• What is asked
Scan the listing below and copy every line holding "Lymphocyte".

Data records
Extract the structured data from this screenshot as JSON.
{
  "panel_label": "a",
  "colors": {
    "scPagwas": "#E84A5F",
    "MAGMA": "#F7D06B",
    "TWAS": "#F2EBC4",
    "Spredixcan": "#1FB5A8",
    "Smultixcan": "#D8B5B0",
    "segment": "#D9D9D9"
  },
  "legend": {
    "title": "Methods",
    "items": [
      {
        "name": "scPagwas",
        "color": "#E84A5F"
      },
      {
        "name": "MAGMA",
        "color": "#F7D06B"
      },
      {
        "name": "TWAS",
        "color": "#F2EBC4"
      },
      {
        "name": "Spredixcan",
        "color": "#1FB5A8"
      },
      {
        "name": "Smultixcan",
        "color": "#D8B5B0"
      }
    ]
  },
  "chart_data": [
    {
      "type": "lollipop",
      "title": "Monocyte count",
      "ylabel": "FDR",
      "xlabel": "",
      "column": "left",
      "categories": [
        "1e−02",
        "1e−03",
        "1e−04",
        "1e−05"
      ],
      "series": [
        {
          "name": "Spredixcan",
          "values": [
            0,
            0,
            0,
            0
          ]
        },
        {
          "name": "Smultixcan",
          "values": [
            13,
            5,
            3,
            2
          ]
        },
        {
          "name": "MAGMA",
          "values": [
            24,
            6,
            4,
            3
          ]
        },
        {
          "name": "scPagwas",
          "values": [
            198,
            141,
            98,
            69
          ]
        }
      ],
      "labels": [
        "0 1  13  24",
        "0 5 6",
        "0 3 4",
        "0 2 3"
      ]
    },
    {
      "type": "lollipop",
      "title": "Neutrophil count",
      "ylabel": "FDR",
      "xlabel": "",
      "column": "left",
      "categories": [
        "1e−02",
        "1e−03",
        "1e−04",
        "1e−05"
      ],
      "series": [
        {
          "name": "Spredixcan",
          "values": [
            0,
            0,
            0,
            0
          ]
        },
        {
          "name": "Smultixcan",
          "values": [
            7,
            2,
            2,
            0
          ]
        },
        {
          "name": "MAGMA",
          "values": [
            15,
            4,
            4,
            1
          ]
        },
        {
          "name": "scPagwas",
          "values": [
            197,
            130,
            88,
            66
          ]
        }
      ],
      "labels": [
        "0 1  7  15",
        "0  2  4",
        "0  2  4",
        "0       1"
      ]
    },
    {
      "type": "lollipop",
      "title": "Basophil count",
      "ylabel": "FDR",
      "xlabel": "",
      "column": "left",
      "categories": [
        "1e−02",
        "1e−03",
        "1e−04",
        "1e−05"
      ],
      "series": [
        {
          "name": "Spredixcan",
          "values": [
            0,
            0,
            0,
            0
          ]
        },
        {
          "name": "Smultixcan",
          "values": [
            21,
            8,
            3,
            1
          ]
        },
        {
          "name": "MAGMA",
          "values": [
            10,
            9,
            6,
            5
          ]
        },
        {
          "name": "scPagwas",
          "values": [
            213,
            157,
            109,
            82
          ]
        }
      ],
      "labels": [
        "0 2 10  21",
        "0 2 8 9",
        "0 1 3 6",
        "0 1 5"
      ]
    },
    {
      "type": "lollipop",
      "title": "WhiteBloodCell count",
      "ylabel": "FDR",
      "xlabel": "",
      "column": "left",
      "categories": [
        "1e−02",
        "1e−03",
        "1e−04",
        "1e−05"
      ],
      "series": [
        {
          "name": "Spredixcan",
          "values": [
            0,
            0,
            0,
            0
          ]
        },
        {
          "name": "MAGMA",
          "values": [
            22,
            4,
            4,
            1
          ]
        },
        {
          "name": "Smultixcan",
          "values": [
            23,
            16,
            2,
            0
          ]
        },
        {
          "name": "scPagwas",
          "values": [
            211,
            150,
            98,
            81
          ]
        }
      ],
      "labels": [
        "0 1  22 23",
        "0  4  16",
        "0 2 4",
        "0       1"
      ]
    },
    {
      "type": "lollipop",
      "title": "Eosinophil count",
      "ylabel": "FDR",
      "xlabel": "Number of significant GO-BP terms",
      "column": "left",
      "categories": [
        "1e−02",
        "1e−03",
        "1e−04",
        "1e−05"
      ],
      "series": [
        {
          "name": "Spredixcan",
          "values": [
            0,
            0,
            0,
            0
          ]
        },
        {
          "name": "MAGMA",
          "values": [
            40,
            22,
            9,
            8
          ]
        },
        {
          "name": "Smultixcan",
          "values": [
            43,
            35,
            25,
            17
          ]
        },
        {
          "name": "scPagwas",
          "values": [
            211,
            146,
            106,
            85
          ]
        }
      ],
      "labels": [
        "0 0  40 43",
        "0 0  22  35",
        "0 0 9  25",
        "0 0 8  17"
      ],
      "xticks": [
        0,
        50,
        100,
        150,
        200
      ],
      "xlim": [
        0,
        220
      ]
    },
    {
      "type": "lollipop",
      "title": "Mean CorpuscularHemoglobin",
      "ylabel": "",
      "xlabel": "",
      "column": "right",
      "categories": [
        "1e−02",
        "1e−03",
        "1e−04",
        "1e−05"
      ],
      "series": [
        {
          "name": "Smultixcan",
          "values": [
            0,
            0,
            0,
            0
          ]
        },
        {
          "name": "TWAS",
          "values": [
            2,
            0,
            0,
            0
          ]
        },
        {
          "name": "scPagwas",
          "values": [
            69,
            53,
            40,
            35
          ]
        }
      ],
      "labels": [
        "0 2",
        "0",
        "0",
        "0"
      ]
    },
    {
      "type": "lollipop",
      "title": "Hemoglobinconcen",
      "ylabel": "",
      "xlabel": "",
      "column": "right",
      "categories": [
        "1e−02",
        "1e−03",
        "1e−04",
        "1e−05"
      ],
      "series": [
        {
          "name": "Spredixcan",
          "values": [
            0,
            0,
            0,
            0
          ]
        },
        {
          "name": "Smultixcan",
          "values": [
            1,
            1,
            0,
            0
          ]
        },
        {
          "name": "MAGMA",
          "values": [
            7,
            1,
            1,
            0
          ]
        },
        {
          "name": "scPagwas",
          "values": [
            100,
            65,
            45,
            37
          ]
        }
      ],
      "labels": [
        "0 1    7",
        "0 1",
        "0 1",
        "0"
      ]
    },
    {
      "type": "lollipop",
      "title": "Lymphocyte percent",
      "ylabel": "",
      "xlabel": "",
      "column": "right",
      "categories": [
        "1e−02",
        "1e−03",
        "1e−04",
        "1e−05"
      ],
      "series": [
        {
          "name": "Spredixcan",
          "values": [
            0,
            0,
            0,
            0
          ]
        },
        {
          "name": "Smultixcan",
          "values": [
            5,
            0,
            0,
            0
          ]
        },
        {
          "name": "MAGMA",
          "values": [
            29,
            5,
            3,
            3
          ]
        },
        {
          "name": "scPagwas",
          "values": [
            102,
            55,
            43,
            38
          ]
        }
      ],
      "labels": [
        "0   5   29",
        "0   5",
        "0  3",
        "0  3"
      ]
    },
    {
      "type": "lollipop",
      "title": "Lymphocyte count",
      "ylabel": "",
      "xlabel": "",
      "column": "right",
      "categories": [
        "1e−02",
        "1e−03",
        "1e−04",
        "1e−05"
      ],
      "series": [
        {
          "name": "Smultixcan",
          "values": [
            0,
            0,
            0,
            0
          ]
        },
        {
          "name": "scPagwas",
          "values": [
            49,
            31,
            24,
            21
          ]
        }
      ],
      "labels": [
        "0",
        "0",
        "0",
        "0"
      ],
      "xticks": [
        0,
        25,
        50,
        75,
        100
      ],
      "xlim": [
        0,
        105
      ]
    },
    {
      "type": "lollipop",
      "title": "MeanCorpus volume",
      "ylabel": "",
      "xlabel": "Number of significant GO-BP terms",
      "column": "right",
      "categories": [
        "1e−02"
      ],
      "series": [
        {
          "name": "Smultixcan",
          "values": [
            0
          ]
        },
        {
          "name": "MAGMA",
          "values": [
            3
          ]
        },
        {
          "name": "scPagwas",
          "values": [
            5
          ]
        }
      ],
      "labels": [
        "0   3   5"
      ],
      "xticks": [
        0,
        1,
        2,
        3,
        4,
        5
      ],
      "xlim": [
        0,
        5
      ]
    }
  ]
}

• Answer to the task
      "title": "Lymphocyte percent",
      "title": "Lymphocyte count",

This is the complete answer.